- **WRITTEN REQUEST**
Check each line of the material below for "Cast", then copy the ones that contain it.

(Structured figure records)
┌────────

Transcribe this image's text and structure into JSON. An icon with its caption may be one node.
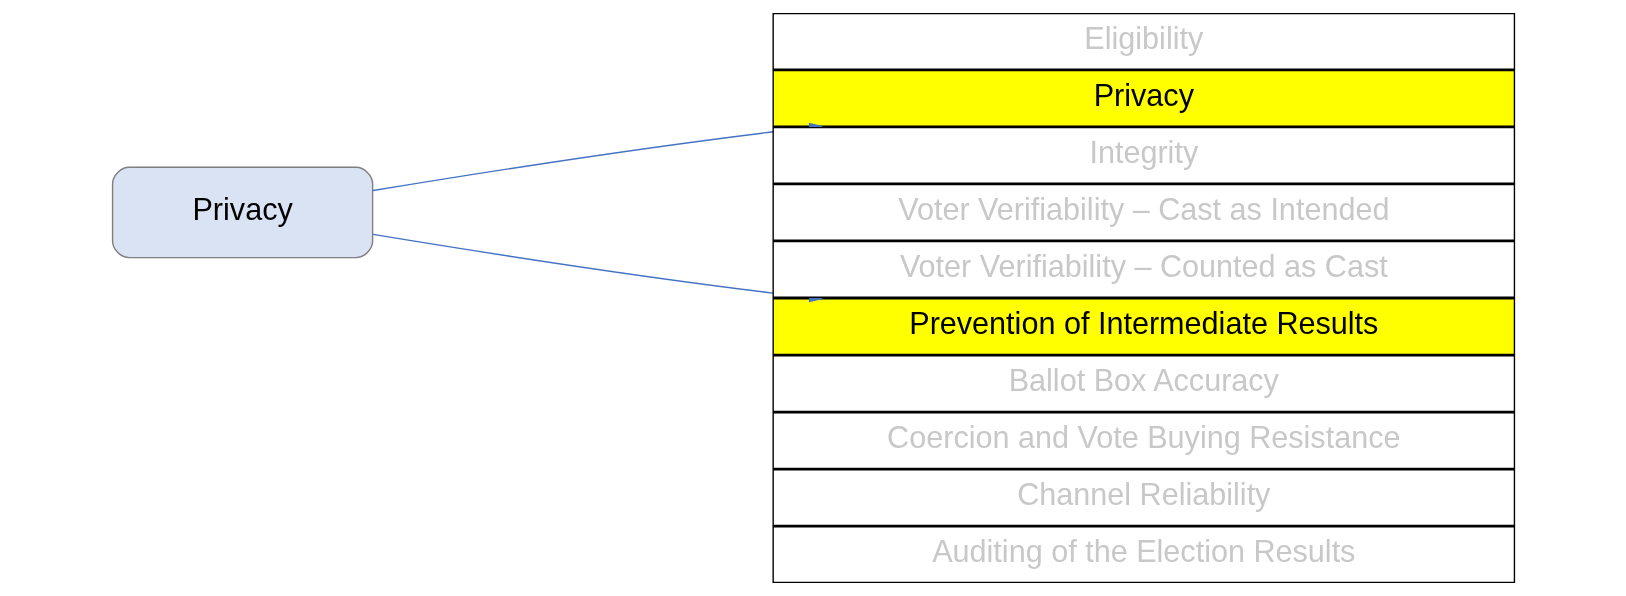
{
  "diagram": {
    "nodes": [
      {
        "text": [
          "Privacy"
        ]
      },
      {
        "text": [
          "Eligibility"
        ]
      },
      {
        "text": [
          "Privacy"
        ]
      },
      {
        "text": [
          "Integrity"
        ]
      },
      {
        "text": [
          "Voter Verifiability – Cast as Intended"
        ]
      },
      {
        "text": [
          "Voter Verifiability – Counted as Cast"
        ]
      },
      {
        "text": [
          "Prevention of Intermediate Results"
        ]
      },
      {
        "text": [
          "Ballot Box Accuracy"
        ]
      },
      {
        "text": [
          "Coercion and Vote Buying Resistance"
        ]
      },
      {
        "text": [
          "Channel Reliability"
        ]
      },
      {
        "text": [
          "Auditing of the Election Results"
        ]
      }
    ],
    "edges": [
      {
        "from": 0,
        "to": 2,
        "arrow": "to"
      },
      {
        "from": 0,
        "to": 6,
        "arrow": "to"
      }
    ]
  }
}
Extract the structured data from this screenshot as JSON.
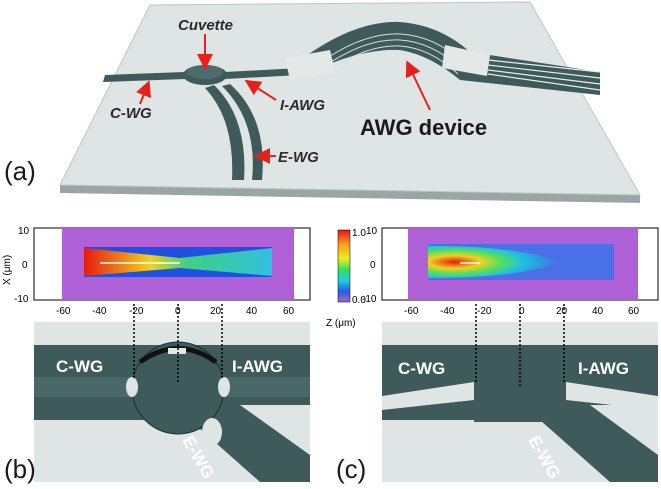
{
  "panel_a": {
    "label": "(a)",
    "callouts": {
      "cuvette": "Cuvette",
      "c_wg": "C-WG",
      "i_awg": "I-AWG",
      "e_wg": "E-WG",
      "awg_device": "AWG device"
    }
  },
  "panel_b": {
    "label": "(b)",
    "y_axis_label": "X (μm)",
    "y_ticks": [
      "10",
      "0",
      "-10"
    ],
    "x_ticks": [
      "-60",
      "-40",
      "-20",
      "0",
      "20",
      "40",
      "60"
    ],
    "wg_labels": {
      "c_wg": "C-WG",
      "i_awg": "I-AWG",
      "e_wg": "E-WG"
    }
  },
  "panel_c": {
    "label": "(c)",
    "y_ticks": [
      "10",
      "0",
      "-10"
    ],
    "x_ticks": [
      "-60",
      "-40",
      "-20",
      "0",
      "20",
      "40",
      "60"
    ],
    "wg_labels": {
      "c_wg": "C-WG",
      "i_awg": "I-AWG",
      "e_wg": "E-WG"
    }
  },
  "colorbar": {
    "max_label": "1.0",
    "min_label": "0.0",
    "axis_label": "Z (μm)"
  },
  "colors": {
    "substrate": "#dfe5e4",
    "waveguide": "#3e5a5a",
    "cladding_edge": "#eef2f1",
    "arrow": "#e8201a",
    "field_background": "#b061d8"
  }
}
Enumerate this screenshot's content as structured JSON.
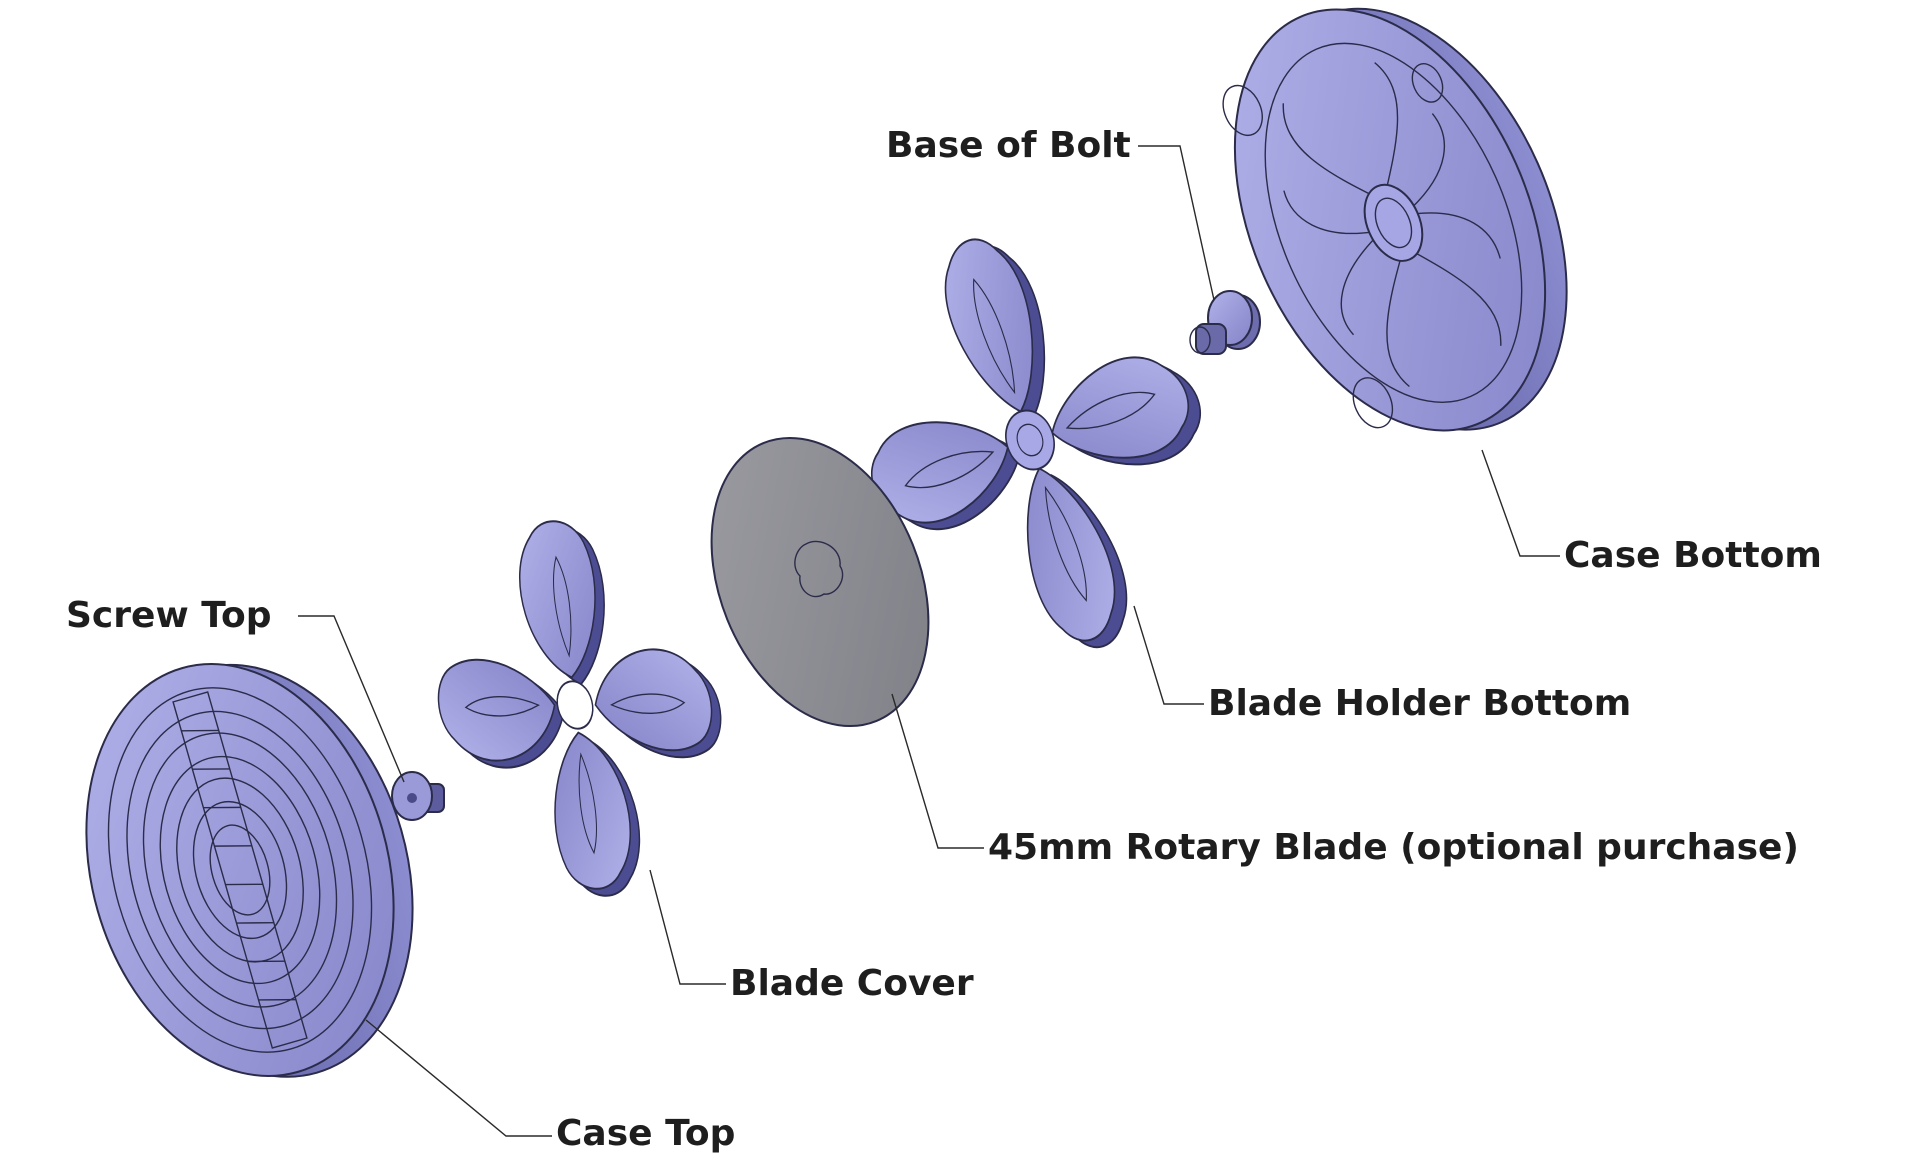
{
  "diagram": {
    "type": "exploded-assembly",
    "colors": {
      "part_fill": "#9a9ad6",
      "part_shade": "#7070b6",
      "part_dark": "#3d3d7c",
      "blade_fill": "#8e8e92",
      "outline": "#2b2b4a",
      "leader_line": "#2a2a2a",
      "label_text": "#1e1e1e",
      "background": "#ffffff"
    },
    "labels": {
      "base_of_bolt": "Base of Bolt",
      "case_bottom": "Case Bottom",
      "blade_holder_bottom": "Blade Holder Bottom",
      "rotary_blade": "45mm Rotary Blade (optional purchase)",
      "screw_top": "Screw Top",
      "blade_cover": "Blade Cover",
      "case_top": "Case Top"
    }
  }
}
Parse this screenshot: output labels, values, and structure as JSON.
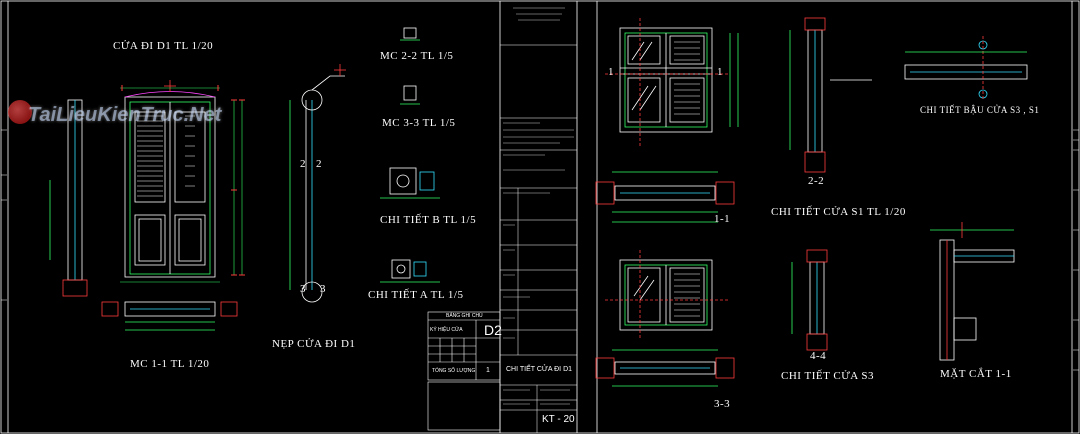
{
  "colors": {
    "background": "#000000",
    "line_white": "#ffffff",
    "line_cyan": "#33e0ff",
    "line_green": "#33ff66",
    "line_red": "#ff3b3b",
    "line_yellow": "#ffff33",
    "line_magenta": "#ff44ff"
  },
  "watermark": {
    "text": "TaiLieuKienTruc.Net"
  },
  "labels": {
    "door_d1": "CỬA ĐI D1  TL 1/20",
    "mc_11": "MC 1-1  TL 1/20",
    "nep_cua": "NẸP CỬA  ĐI D1",
    "mc_22": "MC 2-2  TL 1/5",
    "mc_33": "MC 3-3  TL 1/5",
    "ct_b": "CHI TIẾT B  TL 1/5",
    "ct_a": "CHI TIẾT A  TL 1/5",
    "ct_s1": "CHI TIẾT CỬA S1 TL 1/20",
    "ct_s3": "CHI TIẾT CỬA S3",
    "bau_cua": "CHI TIẾT BẬU CỬA  S3 , S1",
    "mat_cat": "MẶT CẮT 1-1",
    "sec_11": "1-1",
    "sec_22": "2-2",
    "sec_33": "3-3",
    "sec_44": "4-4",
    "mark_2a": "2",
    "mark_2b": "2",
    "mark_3a": "3",
    "mark_3b": "3",
    "mark_1a": "1",
    "mark_1b": "1"
  },
  "table": {
    "title": "BẢNG GHI CHÚ",
    "ky_hieu_label": "KÝ HIỆU CỬA",
    "ky_hieu_value": "D2",
    "tong_label": "TỔNG SỐ LƯỢNG",
    "tong_value": "1"
  },
  "title_block": {
    "drawing_name": "CHI TIẾT CỬA ĐI D1",
    "sheet_no": "KT - 20"
  }
}
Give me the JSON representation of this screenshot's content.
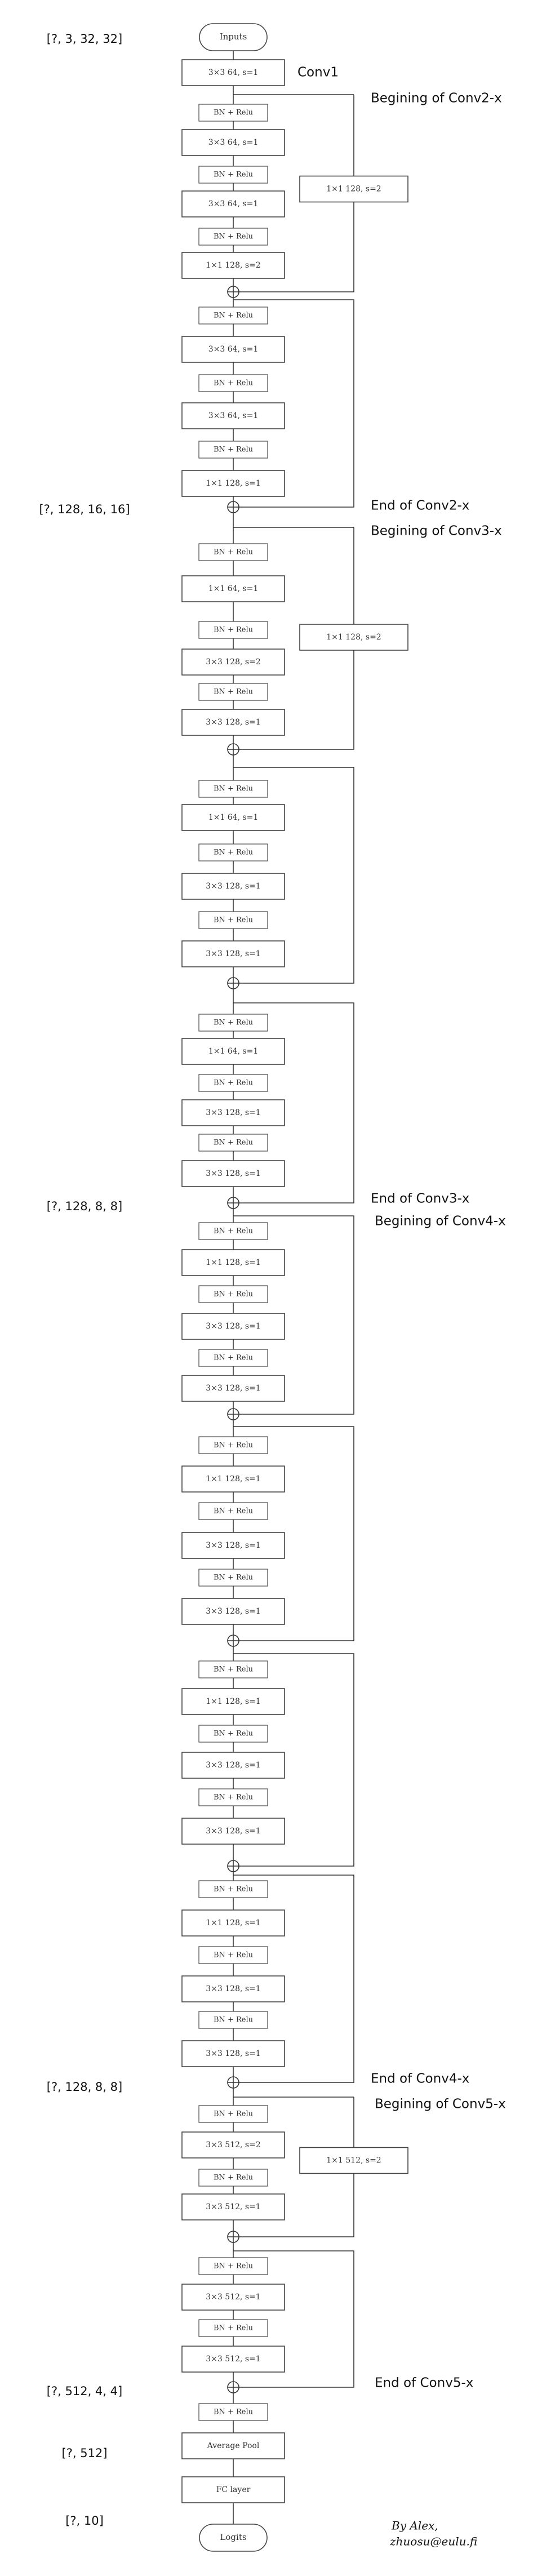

└────────

- **WRITTEN ANSWER**
          "Voter Verifiability – Cast as Intended"
          "Voter Verifiability – Counted as Cast"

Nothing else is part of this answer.